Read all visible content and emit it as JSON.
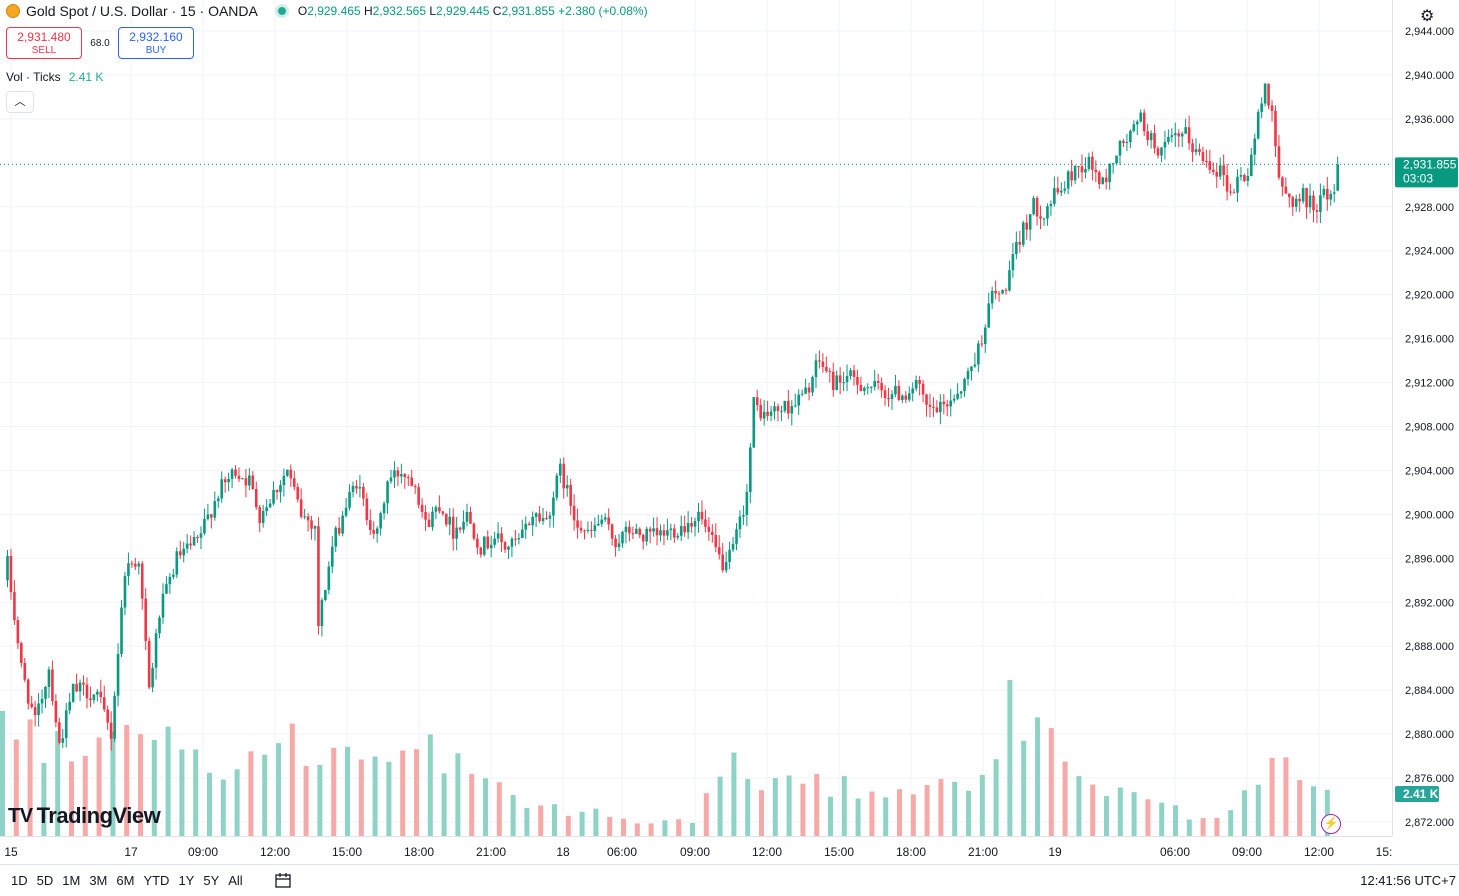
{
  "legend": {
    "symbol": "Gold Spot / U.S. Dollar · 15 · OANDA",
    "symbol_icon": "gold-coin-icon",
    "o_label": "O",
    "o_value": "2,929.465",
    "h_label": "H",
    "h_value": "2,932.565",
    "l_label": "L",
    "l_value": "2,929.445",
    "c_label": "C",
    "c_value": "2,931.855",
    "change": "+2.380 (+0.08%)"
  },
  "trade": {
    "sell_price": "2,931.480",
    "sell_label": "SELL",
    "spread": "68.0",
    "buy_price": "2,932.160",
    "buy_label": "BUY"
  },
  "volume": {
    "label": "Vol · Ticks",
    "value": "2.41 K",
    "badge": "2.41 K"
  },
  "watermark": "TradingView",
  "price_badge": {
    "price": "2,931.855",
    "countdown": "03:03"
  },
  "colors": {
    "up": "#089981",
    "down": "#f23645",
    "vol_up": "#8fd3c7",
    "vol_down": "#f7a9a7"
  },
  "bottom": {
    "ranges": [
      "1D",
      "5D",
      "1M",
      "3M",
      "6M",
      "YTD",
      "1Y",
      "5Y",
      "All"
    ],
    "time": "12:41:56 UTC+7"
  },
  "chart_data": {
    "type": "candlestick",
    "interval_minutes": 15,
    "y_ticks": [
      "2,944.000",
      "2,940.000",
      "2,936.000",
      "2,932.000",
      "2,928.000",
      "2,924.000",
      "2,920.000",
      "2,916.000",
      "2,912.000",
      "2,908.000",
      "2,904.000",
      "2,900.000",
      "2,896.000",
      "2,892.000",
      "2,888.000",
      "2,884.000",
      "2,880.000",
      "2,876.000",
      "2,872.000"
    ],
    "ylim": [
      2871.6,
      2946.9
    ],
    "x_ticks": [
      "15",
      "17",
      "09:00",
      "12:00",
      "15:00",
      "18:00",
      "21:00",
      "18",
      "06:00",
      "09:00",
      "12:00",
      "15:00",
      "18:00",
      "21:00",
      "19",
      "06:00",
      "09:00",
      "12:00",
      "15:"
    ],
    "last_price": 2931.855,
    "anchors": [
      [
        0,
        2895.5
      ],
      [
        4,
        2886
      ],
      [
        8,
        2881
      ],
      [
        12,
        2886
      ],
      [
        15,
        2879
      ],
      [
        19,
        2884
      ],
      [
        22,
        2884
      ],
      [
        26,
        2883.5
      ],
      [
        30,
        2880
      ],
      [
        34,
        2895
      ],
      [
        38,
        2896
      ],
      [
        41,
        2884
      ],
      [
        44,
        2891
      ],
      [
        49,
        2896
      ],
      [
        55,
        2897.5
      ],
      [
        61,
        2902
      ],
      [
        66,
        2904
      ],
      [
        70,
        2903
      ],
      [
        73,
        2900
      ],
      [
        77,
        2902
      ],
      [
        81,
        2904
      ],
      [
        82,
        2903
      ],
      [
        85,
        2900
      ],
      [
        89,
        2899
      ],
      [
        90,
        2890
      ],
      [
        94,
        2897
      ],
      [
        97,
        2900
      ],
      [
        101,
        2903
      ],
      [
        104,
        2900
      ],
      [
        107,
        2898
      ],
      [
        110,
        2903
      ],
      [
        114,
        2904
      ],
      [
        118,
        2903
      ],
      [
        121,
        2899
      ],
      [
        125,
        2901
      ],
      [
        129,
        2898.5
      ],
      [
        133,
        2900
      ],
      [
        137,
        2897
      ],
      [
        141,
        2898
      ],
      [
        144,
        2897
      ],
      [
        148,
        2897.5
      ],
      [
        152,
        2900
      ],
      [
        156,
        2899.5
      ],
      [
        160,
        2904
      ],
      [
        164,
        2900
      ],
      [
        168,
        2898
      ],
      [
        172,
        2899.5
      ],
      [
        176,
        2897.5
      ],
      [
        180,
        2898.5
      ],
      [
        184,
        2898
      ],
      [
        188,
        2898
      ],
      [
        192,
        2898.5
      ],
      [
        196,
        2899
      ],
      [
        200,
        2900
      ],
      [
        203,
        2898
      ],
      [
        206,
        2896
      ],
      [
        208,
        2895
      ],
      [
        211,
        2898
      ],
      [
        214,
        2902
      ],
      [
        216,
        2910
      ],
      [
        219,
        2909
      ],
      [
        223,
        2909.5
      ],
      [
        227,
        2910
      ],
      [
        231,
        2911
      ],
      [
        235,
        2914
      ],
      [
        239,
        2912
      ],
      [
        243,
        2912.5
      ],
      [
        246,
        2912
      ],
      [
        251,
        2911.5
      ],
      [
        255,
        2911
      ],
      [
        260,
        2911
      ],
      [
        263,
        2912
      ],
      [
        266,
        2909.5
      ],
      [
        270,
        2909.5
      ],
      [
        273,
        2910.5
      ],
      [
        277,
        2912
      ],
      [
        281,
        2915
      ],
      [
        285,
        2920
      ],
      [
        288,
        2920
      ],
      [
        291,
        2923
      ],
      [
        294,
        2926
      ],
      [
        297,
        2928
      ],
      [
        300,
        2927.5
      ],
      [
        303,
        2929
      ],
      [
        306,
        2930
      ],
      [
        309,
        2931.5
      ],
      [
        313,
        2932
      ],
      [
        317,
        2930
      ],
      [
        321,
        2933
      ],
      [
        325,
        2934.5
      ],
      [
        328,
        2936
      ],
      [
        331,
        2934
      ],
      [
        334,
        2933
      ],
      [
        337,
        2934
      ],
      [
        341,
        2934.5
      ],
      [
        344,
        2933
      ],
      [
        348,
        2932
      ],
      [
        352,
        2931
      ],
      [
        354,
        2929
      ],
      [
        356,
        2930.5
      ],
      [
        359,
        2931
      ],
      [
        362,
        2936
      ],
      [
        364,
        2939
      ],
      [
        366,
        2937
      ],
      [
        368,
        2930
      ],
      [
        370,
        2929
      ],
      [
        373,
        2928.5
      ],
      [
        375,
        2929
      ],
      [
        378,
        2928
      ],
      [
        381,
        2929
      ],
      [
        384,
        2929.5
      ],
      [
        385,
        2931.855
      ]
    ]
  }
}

* * * * * * *

[Stated exercise]:
Write the listing above out again exactly, dropping each image.

[Result for this exercise]:
Read all visible content and emit it as JSON.
{
  "legend": {
    "symbol": "Gold Spot / U.S. Dollar · 15 · OANDA",
    "symbol_icon": "gold-coin-icon",
    "o_label": "O",
    "o_value": "2,929.465",
    "h_label": "H",
    "h_value": "2,932.565",
    "l_label": "L",
    "l_value": "2,929.445",
    "c_label": "C",
    "c_value": "2,931.855",
    "change": "+2.380 (+0.08%)"
  },
  "trade": {
    "sell_price": "2,931.480",
    "sell_label": "SELL",
    "spread": "68.0",
    "buy_price": "2,932.160",
    "buy_label": "BUY"
  },
  "volume": {
    "label": "Vol · Ticks",
    "value": "2.41 K",
    "badge": "2.41 K"
  },
  "watermark": "TradingView",
  "price_badge": {
    "price": "2,931.855",
    "countdown": "03:03"
  },
  "colors": {
    "up": "#089981",
    "down": "#f23645",
    "vol_up": "#8fd3c7",
    "vol_down": "#f7a9a7"
  },
  "bottom": {
    "ranges": [
      "1D",
      "5D",
      "1M",
      "3M",
      "6M",
      "YTD",
      "1Y",
      "5Y",
      "All"
    ],
    "time": "12:41:56 UTC+7"
  },
  "chart_data": {
    "type": "candlestick",
    "interval_minutes": 15,
    "y_ticks": [
      "2,944.000",
      "2,940.000",
      "2,936.000",
      "2,932.000",
      "2,928.000",
      "2,924.000",
      "2,920.000",
      "2,916.000",
      "2,912.000",
      "2,908.000",
      "2,904.000",
      "2,900.000",
      "2,896.000",
      "2,892.000",
      "2,888.000",
      "2,884.000",
      "2,880.000",
      "2,876.000",
      "2,872.000"
    ],
    "ylim": [
      2871.6,
      2946.9
    ],
    "x_ticks": [
      "15",
      "17",
      "09:00",
      "12:00",
      "15:00",
      "18:00",
      "21:00",
      "18",
      "06:00",
      "09:00",
      "12:00",
      "15:00",
      "18:00",
      "21:00",
      "19",
      "06:00",
      "09:00",
      "12:00",
      "15:"
    ],
    "last_price": 2931.855,
    "anchors": [
      [
        0,
        2895.5
      ],
      [
        4,
        2886
      ],
      [
        8,
        2881
      ],
      [
        12,
        2886
      ],
      [
        15,
        2879
      ],
      [
        19,
        2884
      ],
      [
        22,
        2884
      ],
      [
        26,
        2883.5
      ],
      [
        30,
        2880
      ],
      [
        34,
        2895
      ],
      [
        38,
        2896
      ],
      [
        41,
        2884
      ],
      [
        44,
        2891
      ],
      [
        49,
        2896
      ],
      [
        55,
        2897.5
      ],
      [
        61,
        2902
      ],
      [
        66,
        2904
      ],
      [
        70,
        2903
      ],
      [
        73,
        2900
      ],
      [
        77,
        2902
      ],
      [
        81,
        2904
      ],
      [
        82,
        2903
      ],
      [
        85,
        2900
      ],
      [
        89,
        2899
      ],
      [
        90,
        2890
      ],
      [
        94,
        2897
      ],
      [
        97,
        2900
      ],
      [
        101,
        2903
      ],
      [
        104,
        2900
      ],
      [
        107,
        2898
      ],
      [
        110,
        2903
      ],
      [
        114,
        2904
      ],
      [
        118,
        2903
      ],
      [
        121,
        2899
      ],
      [
        125,
        2901
      ],
      [
        129,
        2898.5
      ],
      [
        133,
        2900
      ],
      [
        137,
        2897
      ],
      [
        141,
        2898
      ],
      [
        144,
        2897
      ],
      [
        148,
        2897.5
      ],
      [
        152,
        2900
      ],
      [
        156,
        2899.5
      ],
      [
        160,
        2904
      ],
      [
        164,
        2900
      ],
      [
        168,
        2898
      ],
      [
        172,
        2899.5
      ],
      [
        176,
        2897.5
      ],
      [
        180,
        2898.5
      ],
      [
        184,
        2898
      ],
      [
        188,
        2898
      ],
      [
        192,
        2898.5
      ],
      [
        196,
        2899
      ],
      [
        200,
        2900
      ],
      [
        203,
        2898
      ],
      [
        206,
        2896
      ],
      [
        208,
        2895
      ],
      [
        211,
        2898
      ],
      [
        214,
        2902
      ],
      [
        216,
        2910
      ],
      [
        219,
        2909
      ],
      [
        223,
        2909.5
      ],
      [
        227,
        2910
      ],
      [
        231,
        2911
      ],
      [
        235,
        2914
      ],
      [
        239,
        2912
      ],
      [
        243,
        2912.5
      ],
      [
        246,
        2912
      ],
      [
        251,
        2911.5
      ],
      [
        255,
        2911
      ],
      [
        260,
        2911
      ],
      [
        263,
        2912
      ],
      [
        266,
        2909.5
      ],
      [
        270,
        2909.5
      ],
      [
        273,
        2910.5
      ],
      [
        277,
        2912
      ],
      [
        281,
        2915
      ],
      [
        285,
        2920
      ],
      [
        288,
        2920
      ],
      [
        291,
        2923
      ],
      [
        294,
        2926
      ],
      [
        297,
        2928
      ],
      [
        300,
        2927.5
      ],
      [
        303,
        2929
      ],
      [
        306,
        2930
      ],
      [
        309,
        2931.5
      ],
      [
        313,
        2932
      ],
      [
        317,
        2930
      ],
      [
        321,
        2933
      ],
      [
        325,
        2934.5
      ],
      [
        328,
        2936
      ],
      [
        331,
        2934
      ],
      [
        334,
        2933
      ],
      [
        337,
        2934
      ],
      [
        341,
        2934.5
      ],
      [
        344,
        2933
      ],
      [
        348,
        2932
      ],
      [
        352,
        2931
      ],
      [
        354,
        2929
      ],
      [
        356,
        2930.5
      ],
      [
        359,
        2931
      ],
      [
        362,
        2936
      ],
      [
        364,
        2939
      ],
      [
        366,
        2937
      ],
      [
        368,
        2930
      ],
      [
        370,
        2929
      ],
      [
        373,
        2928.5
      ],
      [
        375,
        2929
      ],
      [
        378,
        2928
      ],
      [
        381,
        2929
      ],
      [
        384,
        2929.5
      ],
      [
        385,
        2931.855
      ]
    ]
  }
}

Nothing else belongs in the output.